## Written exercise:
Repeat every entry in the listing below, exactly.

-- BEGIN Extracted information --

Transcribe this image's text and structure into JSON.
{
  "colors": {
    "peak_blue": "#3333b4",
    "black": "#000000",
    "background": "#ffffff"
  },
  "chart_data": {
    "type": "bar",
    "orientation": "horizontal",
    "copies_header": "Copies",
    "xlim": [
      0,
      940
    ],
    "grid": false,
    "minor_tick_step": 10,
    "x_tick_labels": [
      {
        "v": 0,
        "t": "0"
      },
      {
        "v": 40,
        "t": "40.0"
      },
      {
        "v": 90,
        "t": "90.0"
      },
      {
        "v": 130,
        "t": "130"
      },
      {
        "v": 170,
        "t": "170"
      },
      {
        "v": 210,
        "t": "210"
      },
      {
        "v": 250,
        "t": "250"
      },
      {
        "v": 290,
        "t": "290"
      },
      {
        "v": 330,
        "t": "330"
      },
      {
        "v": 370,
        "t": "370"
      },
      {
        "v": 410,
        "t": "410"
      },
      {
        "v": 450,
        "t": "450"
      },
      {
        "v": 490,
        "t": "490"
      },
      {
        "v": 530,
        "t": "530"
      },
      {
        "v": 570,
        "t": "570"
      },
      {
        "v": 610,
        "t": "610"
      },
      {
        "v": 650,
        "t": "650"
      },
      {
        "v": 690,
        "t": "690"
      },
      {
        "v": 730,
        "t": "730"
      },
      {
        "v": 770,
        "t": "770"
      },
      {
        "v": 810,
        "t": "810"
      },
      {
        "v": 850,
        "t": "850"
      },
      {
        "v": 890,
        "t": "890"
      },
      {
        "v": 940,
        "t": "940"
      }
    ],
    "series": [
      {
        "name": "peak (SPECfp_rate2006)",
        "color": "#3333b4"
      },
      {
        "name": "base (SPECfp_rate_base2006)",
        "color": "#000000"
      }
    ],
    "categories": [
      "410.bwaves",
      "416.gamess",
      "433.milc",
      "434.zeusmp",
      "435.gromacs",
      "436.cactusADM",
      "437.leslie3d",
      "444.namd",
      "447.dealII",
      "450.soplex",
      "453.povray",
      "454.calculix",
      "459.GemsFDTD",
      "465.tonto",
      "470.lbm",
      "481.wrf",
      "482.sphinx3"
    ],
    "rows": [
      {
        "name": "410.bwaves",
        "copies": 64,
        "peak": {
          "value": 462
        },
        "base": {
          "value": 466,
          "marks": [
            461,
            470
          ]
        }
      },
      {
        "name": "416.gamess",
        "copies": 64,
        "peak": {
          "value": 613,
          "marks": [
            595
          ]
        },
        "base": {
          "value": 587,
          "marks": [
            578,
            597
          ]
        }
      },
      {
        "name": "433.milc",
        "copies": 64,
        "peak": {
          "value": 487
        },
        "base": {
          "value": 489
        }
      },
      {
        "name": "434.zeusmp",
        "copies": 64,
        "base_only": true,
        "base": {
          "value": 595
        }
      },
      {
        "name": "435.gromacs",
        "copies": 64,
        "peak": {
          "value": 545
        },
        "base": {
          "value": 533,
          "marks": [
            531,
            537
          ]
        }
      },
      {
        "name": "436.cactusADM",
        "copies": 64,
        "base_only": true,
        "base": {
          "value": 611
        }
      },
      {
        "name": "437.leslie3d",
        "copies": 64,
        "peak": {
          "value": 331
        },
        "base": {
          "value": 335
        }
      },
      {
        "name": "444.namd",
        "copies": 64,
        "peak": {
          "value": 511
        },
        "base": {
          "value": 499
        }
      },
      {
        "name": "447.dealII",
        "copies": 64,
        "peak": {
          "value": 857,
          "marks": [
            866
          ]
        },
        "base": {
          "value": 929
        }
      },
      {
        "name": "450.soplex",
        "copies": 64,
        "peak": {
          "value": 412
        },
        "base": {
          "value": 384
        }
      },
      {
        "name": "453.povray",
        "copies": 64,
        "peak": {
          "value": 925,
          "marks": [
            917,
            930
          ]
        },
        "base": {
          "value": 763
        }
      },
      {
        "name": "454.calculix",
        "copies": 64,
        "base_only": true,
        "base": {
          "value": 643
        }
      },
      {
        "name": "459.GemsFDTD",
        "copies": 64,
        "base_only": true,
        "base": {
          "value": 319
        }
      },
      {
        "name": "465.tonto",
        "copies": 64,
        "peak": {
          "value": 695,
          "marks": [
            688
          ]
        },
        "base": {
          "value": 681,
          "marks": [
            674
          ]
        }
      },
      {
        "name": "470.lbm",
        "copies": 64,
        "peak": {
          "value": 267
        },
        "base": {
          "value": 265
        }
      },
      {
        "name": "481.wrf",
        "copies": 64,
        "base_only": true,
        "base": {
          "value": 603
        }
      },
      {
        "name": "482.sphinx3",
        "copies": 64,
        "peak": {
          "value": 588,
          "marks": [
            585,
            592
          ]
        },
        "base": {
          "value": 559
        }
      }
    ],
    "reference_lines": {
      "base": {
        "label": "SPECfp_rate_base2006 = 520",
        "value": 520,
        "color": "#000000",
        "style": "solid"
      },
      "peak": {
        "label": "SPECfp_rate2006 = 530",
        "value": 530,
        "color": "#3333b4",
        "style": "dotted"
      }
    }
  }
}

-- END Extracted information --

## Result of this exercise:
Transcribe this image's text and structure into JSON.
{
  "colors": {
    "peak_blue": "#3333b4",
    "black": "#000000",
    "background": "#ffffff"
  },
  "chart_data": {
    "type": "bar",
    "orientation": "horizontal",
    "copies_header": "Copies",
    "xlim": [
      0,
      940
    ],
    "grid": false,
    "minor_tick_step": 10,
    "x_tick_labels": [
      {
        "v": 0,
        "t": "0"
      },
      {
        "v": 40,
        "t": "40.0"
      },
      {
        "v": 90,
        "t": "90.0"
      },
      {
        "v": 130,
        "t": "130"
      },
      {
        "v": 170,
        "t": "170"
      },
      {
        "v": 210,
        "t": "210"
      },
      {
        "v": 250,
        "t": "250"
      },
      {
        "v": 290,
        "t": "290"
      },
      {
        "v": 330,
        "t": "330"
      },
      {
        "v": 370,
        "t": "370"
      },
      {
        "v": 410,
        "t": "410"
      },
      {
        "v": 450,
        "t": "450"
      },
      {
        "v": 490,
        "t": "490"
      },
      {
        "v": 530,
        "t": "530"
      },
      {
        "v": 570,
        "t": "570"
      },
      {
        "v": 610,
        "t": "610"
      },
      {
        "v": 650,
        "t": "650"
      },
      {
        "v": 690,
        "t": "690"
      },
      {
        "v": 730,
        "t": "730"
      },
      {
        "v": 770,
        "t": "770"
      },
      {
        "v": 810,
        "t": "810"
      },
      {
        "v": 850,
        "t": "850"
      },
      {
        "v": 890,
        "t": "890"
      },
      {
        "v": 940,
        "t": "940"
      }
    ],
    "series": [
      {
        "name": "peak (SPECfp_rate2006)",
        "color": "#3333b4"
      },
      {
        "name": "base (SPECfp_rate_base2006)",
        "color": "#000000"
      }
    ],
    "categories": [
      "410.bwaves",
      "416.gamess",
      "433.milc",
      "434.zeusmp",
      "435.gromacs",
      "436.cactusADM",
      "437.leslie3d",
      "444.namd",
      "447.dealII",
      "450.soplex",
      "453.povray",
      "454.calculix",
      "459.GemsFDTD",
      "465.tonto",
      "470.lbm",
      "481.wrf",
      "482.sphinx3"
    ],
    "rows": [
      {
        "name": "410.bwaves",
        "copies": 64,
        "peak": {
          "value": 462
        },
        "base": {
          "value": 466,
          "marks": [
            461,
            470
          ]
        }
      },
      {
        "name": "416.gamess",
        "copies": 64,
        "peak": {
          "value": 613,
          "marks": [
            595
          ]
        },
        "base": {
          "value": 587,
          "marks": [
            578,
            597
          ]
        }
      },
      {
        "name": "433.milc",
        "copies": 64,
        "peak": {
          "value": 487
        },
        "base": {
          "value": 489
        }
      },
      {
        "name": "434.zeusmp",
        "copies": 64,
        "base_only": true,
        "base": {
          "value": 595
        }
      },
      {
        "name": "435.gromacs",
        "copies": 64,
        "peak": {
          "value": 545
        },
        "base": {
          "value": 533,
          "marks": [
            531,
            537
          ]
        }
      },
      {
        "name": "436.cactusADM",
        "copies": 64,
        "base_only": true,
        "base": {
          "value": 611
        }
      },
      {
        "name": "437.leslie3d",
        "copies": 64,
        "peak": {
          "value": 331
        },
        "base": {
          "value": 335
        }
      },
      {
        "name": "444.namd",
        "copies": 64,
        "peak": {
          "value": 511
        },
        "base": {
          "value": 499
        }
      },
      {
        "name": "447.dealII",
        "copies": 64,
        "peak": {
          "value": 857,
          "marks": [
            866
          ]
        },
        "base": {
          "value": 929
        }
      },
      {
        "name": "450.soplex",
        "copies": 64,
        "peak": {
          "value": 412
        },
        "base": {
          "value": 384
        }
      },
      {
        "name": "453.povray",
        "copies": 64,
        "peak": {
          "value": 925,
          "marks": [
            917,
            930
          ]
        },
        "base": {
          "value": 763
        }
      },
      {
        "name": "454.calculix",
        "copies": 64,
        "base_only": true,
        "base": {
          "value": 643
        }
      },
      {
        "name": "459.GemsFDTD",
        "copies": 64,
        "base_only": true,
        "base": {
          "value": 319
        }
      },
      {
        "name": "465.tonto",
        "copies": 64,
        "peak": {
          "value": 695,
          "marks": [
            688
          ]
        },
        "base": {
          "value": 681,
          "marks": [
            674
          ]
        }
      },
      {
        "name": "470.lbm",
        "copies": 64,
        "peak": {
          "value": 267
        },
        "base": {
          "value": 265
        }
      },
      {
        "name": "481.wrf",
        "copies": 64,
        "base_only": true,
        "base": {
          "value": 603
        }
      },
      {
        "name": "482.sphinx3",
        "copies": 64,
        "peak": {
          "value": 588,
          "marks": [
            585,
            592
          ]
        },
        "base": {
          "value": 559
        }
      }
    ],
    "reference_lines": {
      "base": {
        "label": "SPECfp_rate_base2006 = 520",
        "value": 520,
        "color": "#000000",
        "style": "solid"
      },
      "peak": {
        "label": "SPECfp_rate2006 = 530",
        "value": 530,
        "color": "#3333b4",
        "style": "dotted"
      }
    }
  }
}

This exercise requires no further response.